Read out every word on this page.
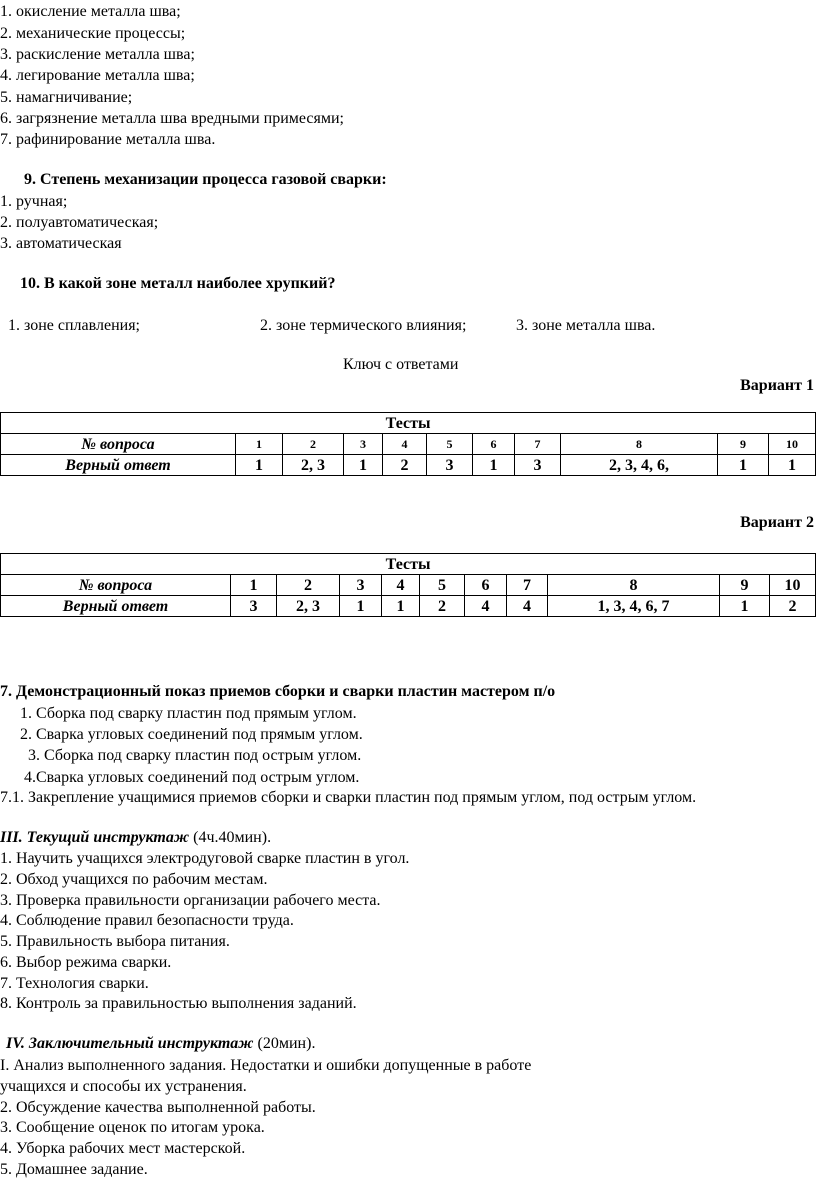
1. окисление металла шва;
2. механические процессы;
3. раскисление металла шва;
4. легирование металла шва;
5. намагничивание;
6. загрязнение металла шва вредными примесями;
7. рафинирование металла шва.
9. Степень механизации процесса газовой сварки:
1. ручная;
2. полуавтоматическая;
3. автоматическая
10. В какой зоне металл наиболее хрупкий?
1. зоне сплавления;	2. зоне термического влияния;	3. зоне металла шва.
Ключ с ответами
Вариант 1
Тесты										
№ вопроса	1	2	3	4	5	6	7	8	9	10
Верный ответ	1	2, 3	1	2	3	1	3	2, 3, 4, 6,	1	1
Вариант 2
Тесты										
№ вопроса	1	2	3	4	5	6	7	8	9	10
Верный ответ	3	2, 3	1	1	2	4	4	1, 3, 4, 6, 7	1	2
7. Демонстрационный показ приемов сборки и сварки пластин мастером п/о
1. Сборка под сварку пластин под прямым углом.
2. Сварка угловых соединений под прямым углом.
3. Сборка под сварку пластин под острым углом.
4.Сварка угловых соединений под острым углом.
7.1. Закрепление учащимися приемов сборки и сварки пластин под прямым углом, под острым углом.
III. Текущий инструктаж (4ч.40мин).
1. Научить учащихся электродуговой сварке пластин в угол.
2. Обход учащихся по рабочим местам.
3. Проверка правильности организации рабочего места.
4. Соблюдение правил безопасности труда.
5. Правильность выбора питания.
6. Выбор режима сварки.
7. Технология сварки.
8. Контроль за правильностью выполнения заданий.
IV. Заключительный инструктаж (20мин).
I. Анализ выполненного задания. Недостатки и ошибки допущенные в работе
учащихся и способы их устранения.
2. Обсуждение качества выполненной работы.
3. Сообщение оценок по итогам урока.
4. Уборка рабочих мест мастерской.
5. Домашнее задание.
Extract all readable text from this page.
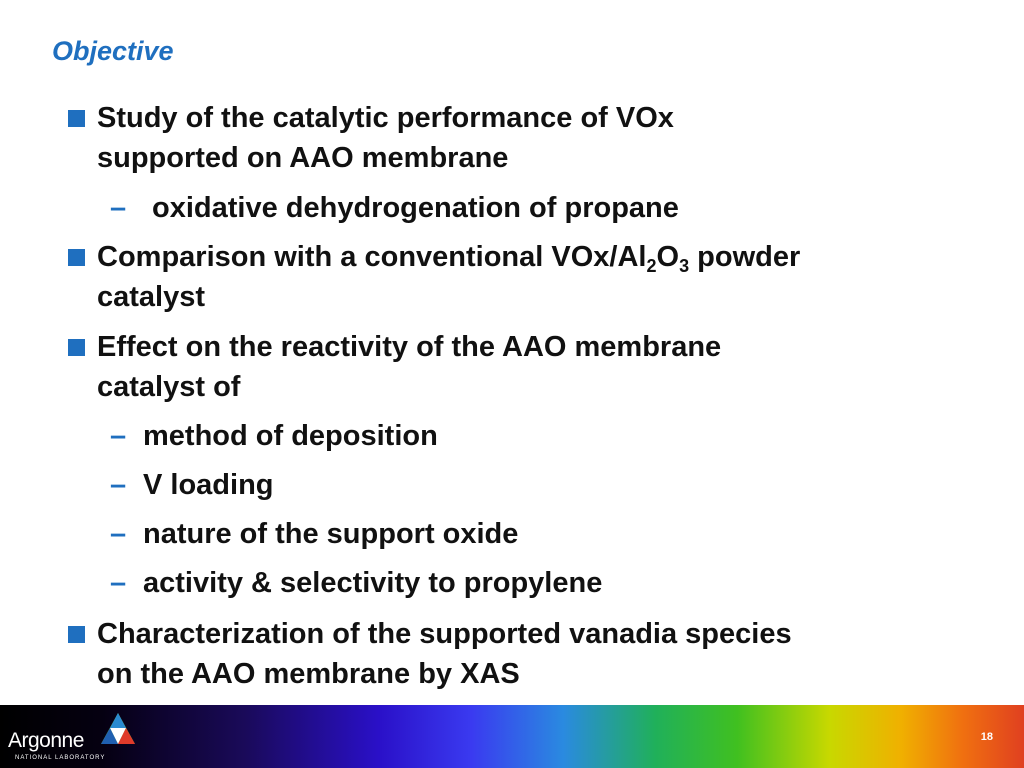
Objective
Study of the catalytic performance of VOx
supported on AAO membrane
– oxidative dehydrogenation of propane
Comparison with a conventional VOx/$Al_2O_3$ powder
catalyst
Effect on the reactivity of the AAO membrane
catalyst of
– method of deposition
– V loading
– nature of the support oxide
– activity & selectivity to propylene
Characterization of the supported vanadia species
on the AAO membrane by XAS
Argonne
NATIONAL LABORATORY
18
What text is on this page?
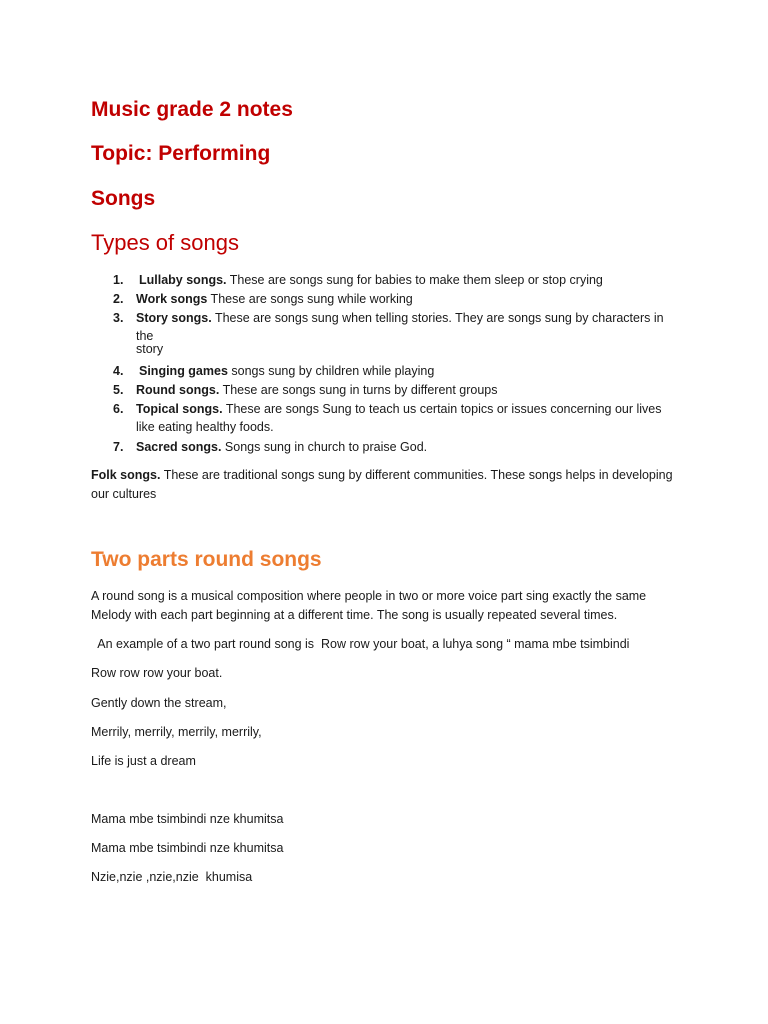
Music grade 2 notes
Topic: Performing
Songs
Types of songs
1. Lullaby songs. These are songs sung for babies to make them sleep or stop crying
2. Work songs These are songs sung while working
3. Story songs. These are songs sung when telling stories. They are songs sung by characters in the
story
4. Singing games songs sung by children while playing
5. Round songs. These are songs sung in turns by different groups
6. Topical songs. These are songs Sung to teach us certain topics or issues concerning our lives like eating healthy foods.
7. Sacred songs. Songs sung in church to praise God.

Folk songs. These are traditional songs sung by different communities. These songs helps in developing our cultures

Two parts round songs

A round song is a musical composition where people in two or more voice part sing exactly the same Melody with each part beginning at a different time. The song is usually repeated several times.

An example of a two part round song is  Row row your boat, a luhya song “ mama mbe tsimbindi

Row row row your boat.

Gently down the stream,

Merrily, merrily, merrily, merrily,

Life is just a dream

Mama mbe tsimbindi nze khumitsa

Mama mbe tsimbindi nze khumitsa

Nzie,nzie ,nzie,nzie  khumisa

Objective: Transcribe the records above verbatim. Do not carry over any picture.

Correct response:
Read out every word on this page.
1. окисление металла шва;
2. механические процессы;
3. раскисление металла шва;
4. легирование металла шва;
5. намагничивание;
6. загрязнение металла шва вредными примесями;
7. рафинирование металла шва.
9. Степень механизации процесса газовой сварки:
1. ручная;
2. полуавтоматическая;
3. автоматическая
10. В какой зоне металл наиболее хрупкий?
1. зоне сплавления;	2. зоне термического влияния;	3. зоне металла шва.
Ключ с ответами
Вариант 1
Тесты										
№ вопроса	1	2	3	4	5	6	7	8	9	10
Верный ответ	1	2, 3	1	2	3	1	3	2, 3, 4, 6,	1	1
Вариант 2
Тесты										
№ вопроса	1	2	3	4	5	6	7	8	9	10
Верный ответ	3	2, 3	1	1	2	4	4	1, 3, 4, 6, 7	1	2
7. Демонстрационный показ приемов сборки и сварки пластин мастером п/о
1. Сборка под сварку пластин под прямым углом.
2. Сварка угловых соединений под прямым углом.
3. Сборка под сварку пластин под острым углом.
4.Сварка угловых соединений под острым углом.
7.1. Закрепление учащимися приемов сборки и сварки пластин под прямым углом, под острым углом.
III. Текущий инструктаж (4ч.40мин).
1. Научить учащихся электродуговой сварке пластин в угол.
2. Обход учащихся по рабочим местам.
3. Проверка правильности организации рабочего места.
4. Соблюдение правил безопасности труда.
5. Правильность выбора питания.
6. Выбор режима сварки.
7. Технология сварки.
8. Контроль за правильностью выполнения заданий.
IV. Заключительный инструктаж (20мин).
I. Анализ выполненного задания. Недостатки и ошибки допущенные в работе
учащихся и способы их устранения.
2. Обсуждение качества выполненной работы.
3. Сообщение оценок по итогам урока.
4. Уборка рабочих мест мастерской.
5. Домашнее задание.
Extract all readable text from this page.
Objective
Study of the catalytic performance of VOx
supported on AAO membrane
– oxidative dehydrogenation of propane
Comparison with a conventional VOx/$Al_2O_3$ powder
catalyst
Effect on the reactivity of the AAO membrane
catalyst of
– method of deposition
– V loading
– nature of the support oxide
– activity & selectivity to propylene
Characterization of the supported vanadia species
on the AAO membrane by XAS
Argonne
NATIONAL LABORATORY
18
What text is on this page?
Music grade 2 notes
Topic: Performing
Songs
Types of songs
1. Lullaby songs. These are songs sung for babies to make them sleep or stop crying
2. Work songs These are songs sung while working
3. Story songs. These are songs sung when telling stories. They are songs sung by characters in the
story
4. Singing games songs sung by children while playing
5. Round songs. These are songs sung in turns by different groups
6. Topical songs. These are songs Sung to teach us certain topics or issues concerning our lives like eating healthy foods.
7. Sacred songs. Songs sung in church to praise God.

Folk songs. These are traditional songs sung by different communities. These songs helps in developing our cultures

Two parts round songs

A round song is a musical composition where people in two or more voice part sing exactly the same Melody with each part beginning at a different time. The song is usually repeated several times.

An example of a two part round song is  Row row your boat, a luhya song “ mama mbe tsimbindi

Row row row your boat.

Gently down the stream,

Merrily, merrily, merrily, merrily,

Life is just a dream

Mama mbe tsimbindi nze khumitsa

Mama mbe tsimbindi nze khumitsa

Nzie,nzie ,nzie,nzie  khumisa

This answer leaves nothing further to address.